▶ **Exercise brief**
Scan the following material for the string "Fitterer" and copy each line in which it appears.

*** Material provided ***

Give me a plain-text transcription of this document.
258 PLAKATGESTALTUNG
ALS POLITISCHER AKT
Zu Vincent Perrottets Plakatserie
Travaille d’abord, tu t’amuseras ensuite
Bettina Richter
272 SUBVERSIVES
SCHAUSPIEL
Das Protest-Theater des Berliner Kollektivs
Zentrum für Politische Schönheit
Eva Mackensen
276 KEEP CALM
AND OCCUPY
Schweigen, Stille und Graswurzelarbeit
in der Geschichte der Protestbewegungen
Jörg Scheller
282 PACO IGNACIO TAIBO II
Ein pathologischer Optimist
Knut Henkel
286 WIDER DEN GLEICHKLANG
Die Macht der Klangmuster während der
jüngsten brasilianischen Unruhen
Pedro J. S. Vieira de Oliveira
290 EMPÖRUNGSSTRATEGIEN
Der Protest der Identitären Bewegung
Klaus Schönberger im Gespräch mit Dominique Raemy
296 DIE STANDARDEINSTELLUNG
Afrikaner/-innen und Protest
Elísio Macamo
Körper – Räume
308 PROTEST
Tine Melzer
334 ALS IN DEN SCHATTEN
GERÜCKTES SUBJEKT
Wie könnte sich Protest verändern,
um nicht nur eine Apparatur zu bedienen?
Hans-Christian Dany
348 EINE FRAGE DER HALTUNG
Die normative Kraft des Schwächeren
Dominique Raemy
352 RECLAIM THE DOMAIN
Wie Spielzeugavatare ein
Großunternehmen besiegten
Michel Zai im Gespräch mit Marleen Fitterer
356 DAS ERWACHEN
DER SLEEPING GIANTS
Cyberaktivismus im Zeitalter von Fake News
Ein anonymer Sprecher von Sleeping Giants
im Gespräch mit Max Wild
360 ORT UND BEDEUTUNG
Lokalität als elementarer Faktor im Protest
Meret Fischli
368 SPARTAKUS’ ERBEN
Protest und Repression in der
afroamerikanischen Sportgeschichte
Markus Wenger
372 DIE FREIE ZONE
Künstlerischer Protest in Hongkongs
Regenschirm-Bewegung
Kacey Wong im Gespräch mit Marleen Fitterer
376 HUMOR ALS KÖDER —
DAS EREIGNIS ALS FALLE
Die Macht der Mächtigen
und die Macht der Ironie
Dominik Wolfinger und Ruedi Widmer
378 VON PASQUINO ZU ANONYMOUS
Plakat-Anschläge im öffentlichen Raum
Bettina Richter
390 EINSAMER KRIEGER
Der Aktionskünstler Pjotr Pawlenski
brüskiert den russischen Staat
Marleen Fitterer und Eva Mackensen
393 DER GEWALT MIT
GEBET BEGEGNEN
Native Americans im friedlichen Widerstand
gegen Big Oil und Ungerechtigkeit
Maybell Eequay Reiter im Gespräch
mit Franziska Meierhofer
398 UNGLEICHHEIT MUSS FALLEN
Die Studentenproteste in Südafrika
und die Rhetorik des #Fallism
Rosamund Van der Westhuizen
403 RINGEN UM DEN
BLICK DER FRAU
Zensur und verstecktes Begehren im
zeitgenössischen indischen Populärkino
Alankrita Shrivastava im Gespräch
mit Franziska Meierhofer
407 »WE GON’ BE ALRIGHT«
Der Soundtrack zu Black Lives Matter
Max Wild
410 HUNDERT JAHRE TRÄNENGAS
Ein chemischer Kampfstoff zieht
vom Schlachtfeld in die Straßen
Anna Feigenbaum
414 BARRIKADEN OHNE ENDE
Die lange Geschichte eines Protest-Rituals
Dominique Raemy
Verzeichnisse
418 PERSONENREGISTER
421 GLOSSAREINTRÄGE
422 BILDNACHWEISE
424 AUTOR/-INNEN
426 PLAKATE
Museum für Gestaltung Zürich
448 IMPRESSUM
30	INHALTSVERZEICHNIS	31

***

▶ **Task solution**
Michel Zai im Gespräch mit Marleen Fitterer
Kacey Wong im Gespräch mit Marleen Fitterer
Marleen Fitterer und Eva Mackensen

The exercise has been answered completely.